* _Required actions_
- a) Output the passage of the article on the deaf abuse victim suing the pope from "Editor’s note: A" up to and including "that exclusive report.".
- b) For each statement, answer yes or no according to the article on the deaf abuse victim suing the pope, and quote the deciding words: (i) The CNN special "What the Pope Knew" airs on Sept. 25 and Sept. 26. (ii) Kohut kept his secret for nearly 30 years. (iii) St. John's School for the Deaf is located in Milwaukee, Wisconsin.
- c) According to the article on the deaf abuse victim suing the pope, how many deaf boys did Father Lawrence C. Murphy abuse?

Deaf victim of sex abuse is suing pope, and going public with his story for the first time
September 23rd, 2010
09:10 AM ET

Deaf victim of sex abuse is suing pope, and going public with his story for the first time

Editor’s note: A one-hour CNN special, “What the Pope Knew,” will air Sept. 25 and Sept. 26, 8pm and 11pm ET. This story is drawn from that exclusive report.

By Scott Bronstein
CNN Special Investigations Unit

MILWAUKEE, Wisconsin – Terry Kohut has kept a dark secret for nearly 50 years. Now he is breaking his silence, becoming a key figure in the sex-abuse crisis in the Catholic Church and the growing controversy over what Pope Benedict XVI did about it.

When Kohut was barely a teen, and for years afterward, he says, he was sexually molested and assaulted by the headmaster and priest of the school where he lived, St. John’s School for the Deaf, in Milwaukee, Wisconsin. What occurred there is one of the most notorious cases of sex abuse in the Catholic Church.

Kohut was not alone. From 1950 to 1974 the headmaster of St. Johns, Father Lawrence C. Murphy, raped and molested as many as 200 deaf boys, according to court and church documents.

* _Provided material_
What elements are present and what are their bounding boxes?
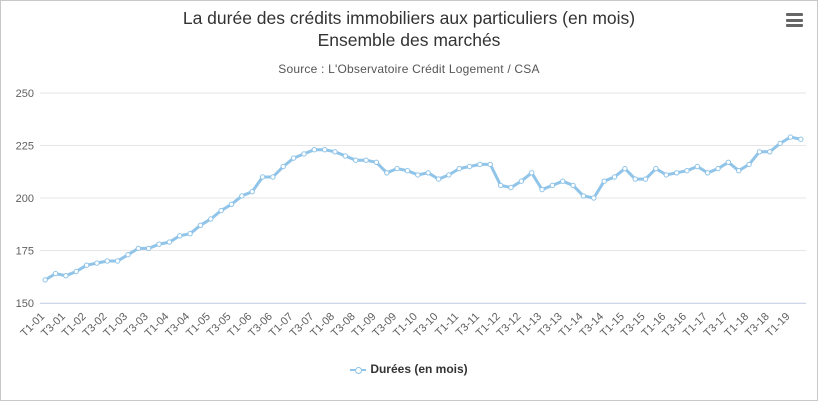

* _Task-by-task answers_
- a)
Editor’s note: A one-hour CNN special, “What the Pope Knew,” will air Sept. 25 and Sept. 26, 8pm and 11pm ET. This story is drawn from that exclusive report.

- b)
(i) Yes: "will air Sept. 25 and Sept. 26, 8pm and 11pm ET"
(ii) No: "has kept a dark secret for nearly 50 years"
(iii) Yes: "St. John’s School for the Deaf, in Milwaukee, Wisconsin"

- c) As many as 200, according to court and church documents.